# Task description:
Find out how many lines of the material contain the string "через" and give only that figure.

# Excerpted data:

====================

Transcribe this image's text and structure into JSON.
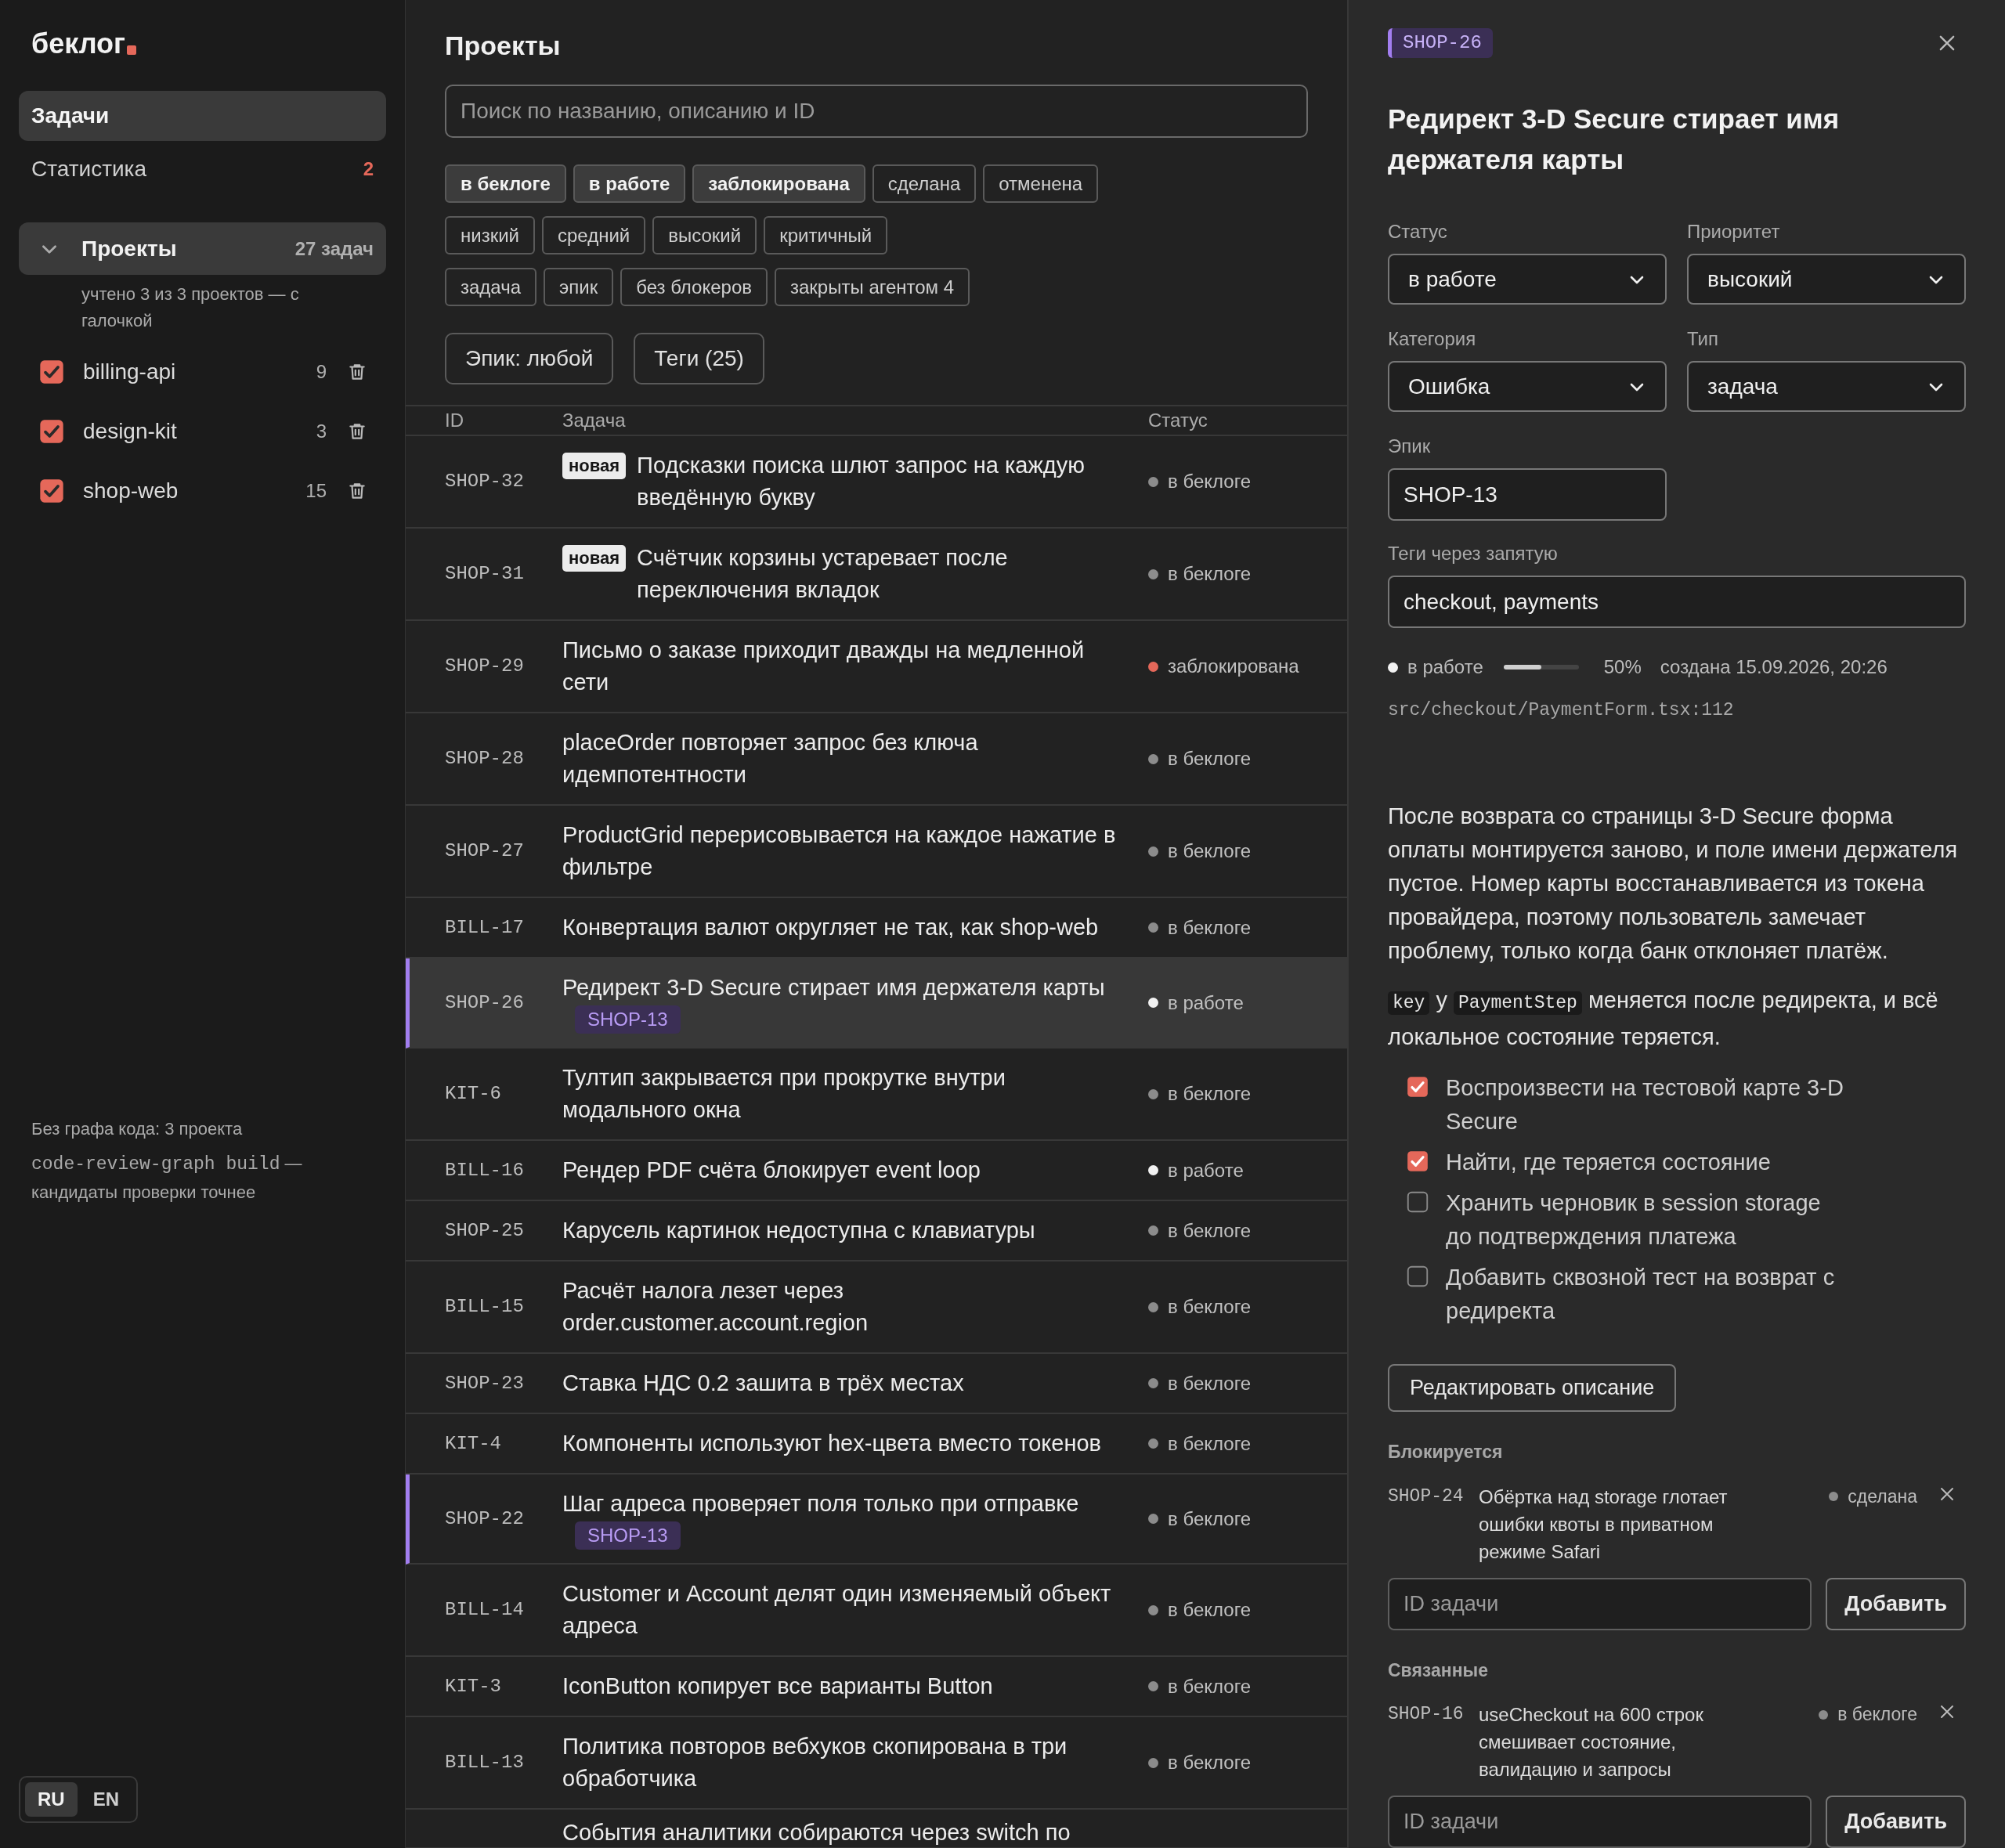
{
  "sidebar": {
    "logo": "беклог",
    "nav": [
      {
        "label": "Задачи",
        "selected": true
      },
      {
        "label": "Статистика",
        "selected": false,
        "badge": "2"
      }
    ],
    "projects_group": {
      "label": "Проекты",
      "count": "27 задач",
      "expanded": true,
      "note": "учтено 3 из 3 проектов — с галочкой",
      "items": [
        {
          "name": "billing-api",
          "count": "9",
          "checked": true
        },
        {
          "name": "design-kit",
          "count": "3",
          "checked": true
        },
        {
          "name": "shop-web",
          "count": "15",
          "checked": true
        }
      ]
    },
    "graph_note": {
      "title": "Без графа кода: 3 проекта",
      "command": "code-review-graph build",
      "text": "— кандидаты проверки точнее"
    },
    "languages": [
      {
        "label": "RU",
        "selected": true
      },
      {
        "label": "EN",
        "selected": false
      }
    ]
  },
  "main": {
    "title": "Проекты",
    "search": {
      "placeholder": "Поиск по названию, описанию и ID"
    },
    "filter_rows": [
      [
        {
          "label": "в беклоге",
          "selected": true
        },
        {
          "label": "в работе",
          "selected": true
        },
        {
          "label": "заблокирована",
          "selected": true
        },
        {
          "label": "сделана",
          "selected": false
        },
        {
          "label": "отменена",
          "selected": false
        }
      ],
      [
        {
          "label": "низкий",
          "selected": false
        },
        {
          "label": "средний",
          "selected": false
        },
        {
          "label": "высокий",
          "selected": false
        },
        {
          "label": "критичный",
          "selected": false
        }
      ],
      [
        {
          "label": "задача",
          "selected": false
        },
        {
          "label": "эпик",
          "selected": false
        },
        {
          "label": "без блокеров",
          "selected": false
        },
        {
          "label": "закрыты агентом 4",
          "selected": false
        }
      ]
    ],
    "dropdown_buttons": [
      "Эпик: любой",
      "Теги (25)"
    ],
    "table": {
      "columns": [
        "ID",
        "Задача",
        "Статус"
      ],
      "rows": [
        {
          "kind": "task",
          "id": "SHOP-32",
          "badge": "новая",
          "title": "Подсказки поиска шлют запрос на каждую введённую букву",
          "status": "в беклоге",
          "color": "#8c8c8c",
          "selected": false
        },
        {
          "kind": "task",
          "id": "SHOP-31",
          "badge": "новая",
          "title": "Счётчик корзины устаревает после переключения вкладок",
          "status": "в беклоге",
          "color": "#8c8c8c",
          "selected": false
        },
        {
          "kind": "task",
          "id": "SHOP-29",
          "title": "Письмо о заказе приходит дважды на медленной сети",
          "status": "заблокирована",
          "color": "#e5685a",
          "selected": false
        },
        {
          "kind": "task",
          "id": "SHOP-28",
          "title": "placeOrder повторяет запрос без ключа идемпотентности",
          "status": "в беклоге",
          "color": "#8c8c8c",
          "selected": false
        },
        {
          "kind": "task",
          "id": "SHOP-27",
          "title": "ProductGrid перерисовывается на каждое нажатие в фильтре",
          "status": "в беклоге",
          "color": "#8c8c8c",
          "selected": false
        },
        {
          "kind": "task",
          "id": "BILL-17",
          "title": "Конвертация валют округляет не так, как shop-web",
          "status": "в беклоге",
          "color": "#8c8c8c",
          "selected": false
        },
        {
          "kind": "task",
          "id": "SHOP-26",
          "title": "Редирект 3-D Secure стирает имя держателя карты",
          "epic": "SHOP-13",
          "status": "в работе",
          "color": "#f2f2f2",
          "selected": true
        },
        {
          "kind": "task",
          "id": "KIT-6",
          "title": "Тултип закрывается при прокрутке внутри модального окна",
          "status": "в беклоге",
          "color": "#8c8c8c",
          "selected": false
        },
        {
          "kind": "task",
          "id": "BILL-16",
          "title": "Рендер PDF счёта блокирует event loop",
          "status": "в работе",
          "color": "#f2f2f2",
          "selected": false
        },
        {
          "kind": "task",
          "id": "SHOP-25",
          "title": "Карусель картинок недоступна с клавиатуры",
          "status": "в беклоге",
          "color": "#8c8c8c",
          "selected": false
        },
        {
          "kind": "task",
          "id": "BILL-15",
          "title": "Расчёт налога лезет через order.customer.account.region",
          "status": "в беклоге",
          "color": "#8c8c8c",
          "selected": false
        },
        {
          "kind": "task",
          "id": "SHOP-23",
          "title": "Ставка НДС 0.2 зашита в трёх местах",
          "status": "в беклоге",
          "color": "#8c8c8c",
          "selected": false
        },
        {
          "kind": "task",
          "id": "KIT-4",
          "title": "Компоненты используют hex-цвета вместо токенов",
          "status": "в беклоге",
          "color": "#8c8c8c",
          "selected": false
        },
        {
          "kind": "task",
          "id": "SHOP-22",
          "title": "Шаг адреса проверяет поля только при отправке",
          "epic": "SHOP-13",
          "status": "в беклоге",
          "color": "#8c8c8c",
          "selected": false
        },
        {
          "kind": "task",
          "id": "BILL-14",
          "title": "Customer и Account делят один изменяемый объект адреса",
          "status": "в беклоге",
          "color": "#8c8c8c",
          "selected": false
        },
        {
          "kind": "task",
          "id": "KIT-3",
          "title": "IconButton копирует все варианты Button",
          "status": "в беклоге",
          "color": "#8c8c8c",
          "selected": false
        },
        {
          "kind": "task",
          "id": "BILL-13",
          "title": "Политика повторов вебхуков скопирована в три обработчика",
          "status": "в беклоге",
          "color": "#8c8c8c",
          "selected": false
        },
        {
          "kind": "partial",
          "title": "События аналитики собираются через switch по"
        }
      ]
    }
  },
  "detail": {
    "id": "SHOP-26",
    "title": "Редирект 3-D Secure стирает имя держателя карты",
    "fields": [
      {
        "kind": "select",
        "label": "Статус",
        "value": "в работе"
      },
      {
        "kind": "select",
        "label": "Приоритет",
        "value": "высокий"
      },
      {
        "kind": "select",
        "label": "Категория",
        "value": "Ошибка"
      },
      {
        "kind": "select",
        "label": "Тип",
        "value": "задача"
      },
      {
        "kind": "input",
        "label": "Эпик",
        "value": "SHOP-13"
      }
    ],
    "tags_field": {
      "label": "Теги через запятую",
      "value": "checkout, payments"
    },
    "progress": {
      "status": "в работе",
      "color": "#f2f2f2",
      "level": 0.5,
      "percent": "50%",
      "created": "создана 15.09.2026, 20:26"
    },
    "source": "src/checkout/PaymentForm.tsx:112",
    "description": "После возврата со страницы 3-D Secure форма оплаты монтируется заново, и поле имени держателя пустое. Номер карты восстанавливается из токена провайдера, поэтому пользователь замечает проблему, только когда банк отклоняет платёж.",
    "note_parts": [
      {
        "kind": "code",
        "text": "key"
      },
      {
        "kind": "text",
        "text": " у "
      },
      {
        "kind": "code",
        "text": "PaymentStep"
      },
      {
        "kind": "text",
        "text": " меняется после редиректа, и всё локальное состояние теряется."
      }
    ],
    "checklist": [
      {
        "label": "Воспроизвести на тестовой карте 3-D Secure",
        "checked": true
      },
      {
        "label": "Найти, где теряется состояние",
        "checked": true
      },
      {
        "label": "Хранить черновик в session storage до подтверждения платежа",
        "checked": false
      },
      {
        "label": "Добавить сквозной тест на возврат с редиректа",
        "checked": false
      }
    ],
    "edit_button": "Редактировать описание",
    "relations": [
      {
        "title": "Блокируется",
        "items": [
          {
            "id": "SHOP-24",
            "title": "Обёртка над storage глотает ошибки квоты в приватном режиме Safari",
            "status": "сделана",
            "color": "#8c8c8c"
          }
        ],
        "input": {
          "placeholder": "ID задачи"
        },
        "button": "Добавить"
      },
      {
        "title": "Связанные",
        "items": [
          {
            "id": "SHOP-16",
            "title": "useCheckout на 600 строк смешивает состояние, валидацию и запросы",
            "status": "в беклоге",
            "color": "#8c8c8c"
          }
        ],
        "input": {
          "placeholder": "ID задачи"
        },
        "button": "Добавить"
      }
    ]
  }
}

====================

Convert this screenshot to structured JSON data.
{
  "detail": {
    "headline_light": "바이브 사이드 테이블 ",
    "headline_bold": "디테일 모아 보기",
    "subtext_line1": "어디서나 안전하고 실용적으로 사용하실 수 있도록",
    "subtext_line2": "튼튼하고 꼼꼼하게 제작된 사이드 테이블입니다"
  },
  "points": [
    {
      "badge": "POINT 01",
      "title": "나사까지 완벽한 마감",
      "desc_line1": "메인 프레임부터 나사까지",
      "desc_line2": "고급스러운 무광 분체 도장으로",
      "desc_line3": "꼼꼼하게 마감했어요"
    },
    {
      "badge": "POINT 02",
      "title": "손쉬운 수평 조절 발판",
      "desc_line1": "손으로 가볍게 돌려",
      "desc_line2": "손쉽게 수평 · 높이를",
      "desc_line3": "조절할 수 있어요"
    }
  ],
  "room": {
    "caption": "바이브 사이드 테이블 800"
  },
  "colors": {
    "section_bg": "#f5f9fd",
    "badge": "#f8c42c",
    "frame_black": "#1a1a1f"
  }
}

====================

# Final result:
3